Written request —
The records below must be transcribed exactly. Do not include the pictures.

——

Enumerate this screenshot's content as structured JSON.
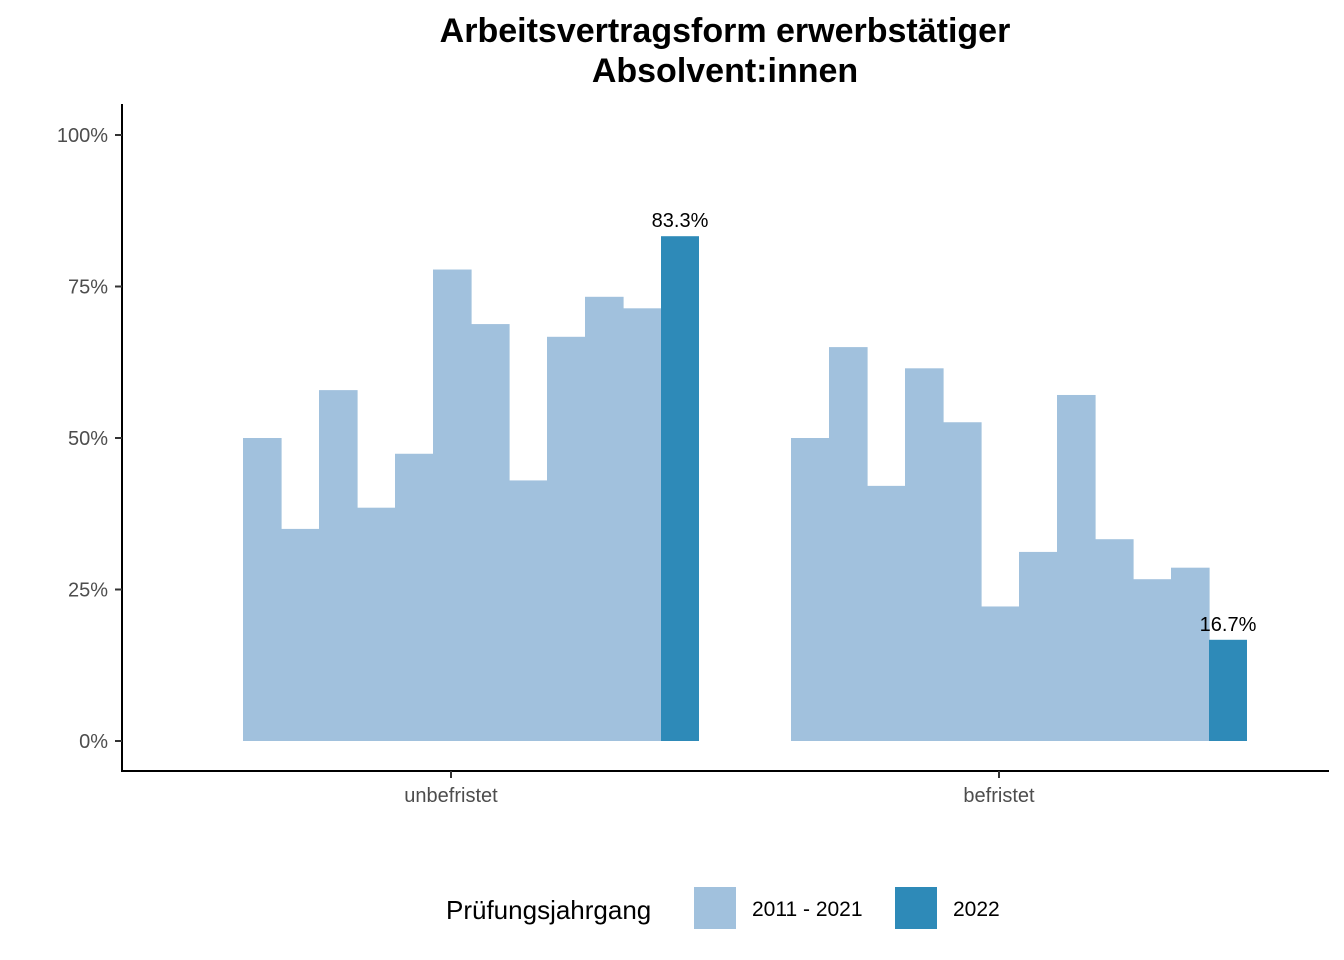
{
  "chart_data": {
    "type": "bar",
    "title_lines": [
      "Arbeitsvertragsform erwerbstätiger",
      "Absolvent:innen"
    ],
    "categories": [
      "unbefristet",
      "befristet"
    ],
    "y_ticks": [
      "0%",
      "25%",
      "50%",
      "75%",
      "100%"
    ],
    "ylim": [
      0,
      100
    ],
    "legend": {
      "title": "Prüfungsjahrgang",
      "position": "bottom",
      "entries": [
        {
          "label": "2011 - 2021",
          "color": "#a1c1dd"
        },
        {
          "label": "2022",
          "color": "#2e8ab8"
        }
      ]
    },
    "groups": [
      {
        "category": "unbefristet",
        "history_values": [
          50.0,
          35.0,
          57.9,
          38.5,
          47.4,
          77.8,
          68.8,
          43.0,
          66.7,
          73.3,
          71.4
        ],
        "current_value": 83.3,
        "current_label": "83.3%"
      },
      {
        "category": "befristet",
        "history_values": [
          50.0,
          65.0,
          42.1,
          61.5,
          52.6,
          22.2,
          31.2,
          57.1,
          33.3,
          26.7,
          28.6
        ],
        "current_value": 16.7,
        "current_label": "16.7%"
      }
    ]
  }
}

——

The solution —
Enumerate this screenshot's content as structured JSON.
{
  "chart_data": {
    "type": "bar",
    "title_lines": [
      "Arbeitsvertragsform erwerbstätiger",
      "Absolvent:innen"
    ],
    "categories": [
      "unbefristet",
      "befristet"
    ],
    "y_ticks": [
      "0%",
      "25%",
      "50%",
      "75%",
      "100%"
    ],
    "ylim": [
      0,
      100
    ],
    "legend": {
      "title": "Prüfungsjahrgang",
      "position": "bottom",
      "entries": [
        {
          "label": "2011 - 2021",
          "color": "#a1c1dd"
        },
        {
          "label": "2022",
          "color": "#2e8ab8"
        }
      ]
    },
    "groups": [
      {
        "category": "unbefristet",
        "history_values": [
          50.0,
          35.0,
          57.9,
          38.5,
          47.4,
          77.8,
          68.8,
          43.0,
          66.7,
          73.3,
          71.4
        ],
        "current_value": 83.3,
        "current_label": "83.3%"
      },
      {
        "category": "befristet",
        "history_values": [
          50.0,
          65.0,
          42.1,
          61.5,
          52.6,
          22.2,
          31.2,
          57.1,
          33.3,
          26.7,
          28.6
        ],
        "current_value": 16.7,
        "current_label": "16.7%"
      }
    ]
  }
}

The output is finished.